Texte fourni ▸
========================

Coop dans la course au prix grâce à Coopernic

Le grand distributeur suisse lance un pool d'achat avec quatre poids lourds européens du secteur. L'objectif: des produits de marque jusqu'à 10% moins chers.
A l’heure actuelle, pour s’achalander, Coop doit payer jusqu’à un tiers plus cher que ses homologues des pays voisins.
Cinq grands distributeurs européens, dont le suisse Coop, ont annoncé jeudi à Bruxelles la fondation d’une alliance baptisée Coopernic. Son objectif est d’offrir aux consommateurs des produits à des prix plus avantageux.
Société coopérative de droit belge, Coopernic réunit les groupes Colruyt (Belgique), CONAD (Italie), Coop (Suisse), Leclerc (France) et REWE (Allemagne).
Ces grands distributeurs réalisent ensemble un chiffre d’affaires annuel de 96 milliards d’euros (148 milliards de francs environ) et totalisent 17’000 points de vente.
Sur leurs marchés d’origine, ils occupent le deuxième ou troisième rang du secteur, avec des parts de marché de l’ordre de 12 à 19%.
Coopernic se place ainsi au second rang des groupes de détaillants en Europe, derrière European Marketing Distribution (EMD), dont le chiffre d’affaires global approche 120 millions d’euros.

========================

Section des données ▸
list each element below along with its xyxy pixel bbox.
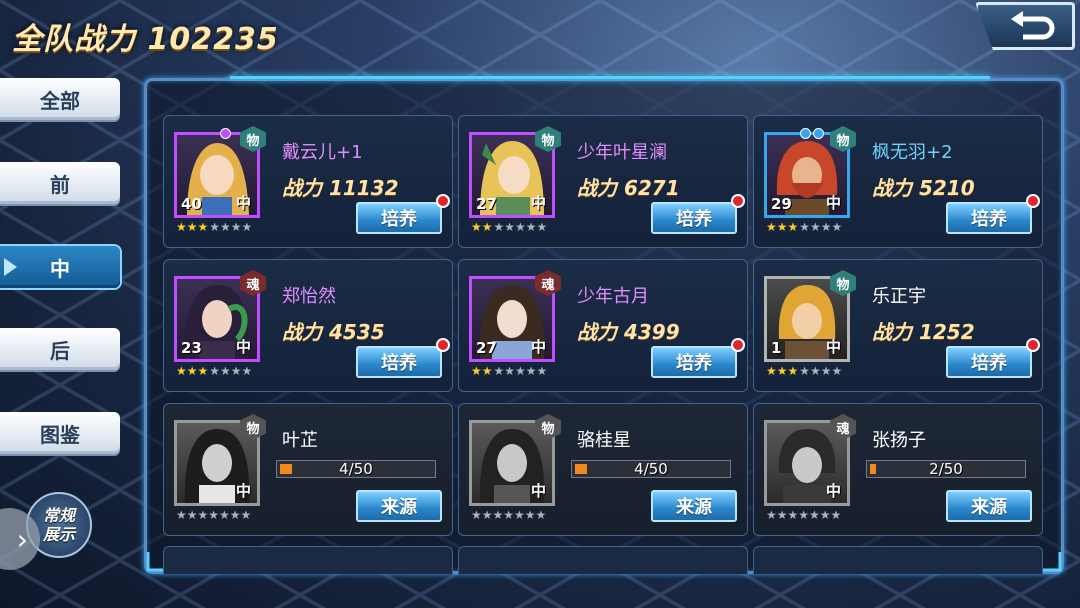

========================

À faire ▸
a: Selon le texte sur l'alliance Coopernic, quelle forme juridique a Coopernic ?
b: Rédigez la suite du texte sur l'alliance Coopernic après sa dernière phrase.

Réponses par tâche ▸
a: Coopernic est une société coopérative de droit belge.

b:
Le premier président de Coopernic sera le Français Michel-Edouard Leclerc. Coop sera représenté au conseil d’administration de dix membres par le président de sa direction générale Hansueli Loosli et le chef de la division marketing/achat Jürg Peritz.
Plutôt isolée
Contrairement à ses partenaires, Coop n’opère pas sur le marché sans frontières de l’Union européenne, relève le numéro deux helvétique de la grande distribution.
Mais en Suisse aussi, restée jusqu’ici plutôt isolée dans certains domaines, notamment l’alimentaire, le marché s’ouvre et la concurrence se durcit.
En entrant dans Coopernic, Coop vise à battre en brèche la pratique des prix élevés appliqués spécifiquement à la Suisse par les fournisseurs internationaux.
Le numéro 2 de la grande distribution en Suisse vise aussi à la suppression – tant que faire se peut – des intermédiaires. L’alliance permettra aussi de profiter d’économies d’échelle que le volume d’achat nécessaire au seul petit marché suisse ne permet pas.
Outre le groupement d’achats, l’alliance permettra aussi, selon Coop, d’enrichir les assortiments. Et le distributeur estime qu’elle offrira de nouvelles opportunités à l’industrie suisse via les canaux de vente des groupes partenaires.
Décision intelligente
«Coop prend une mesure très intelligente dans un marché extrêmement compétitif», estime James bacos, analyste chez Mercer Management Consulting en Allemagne.
«En créant ce pool d’achat, ils disposent d’un effet de levier nettement plus efficace pour discuter des prix avec les producteurs.»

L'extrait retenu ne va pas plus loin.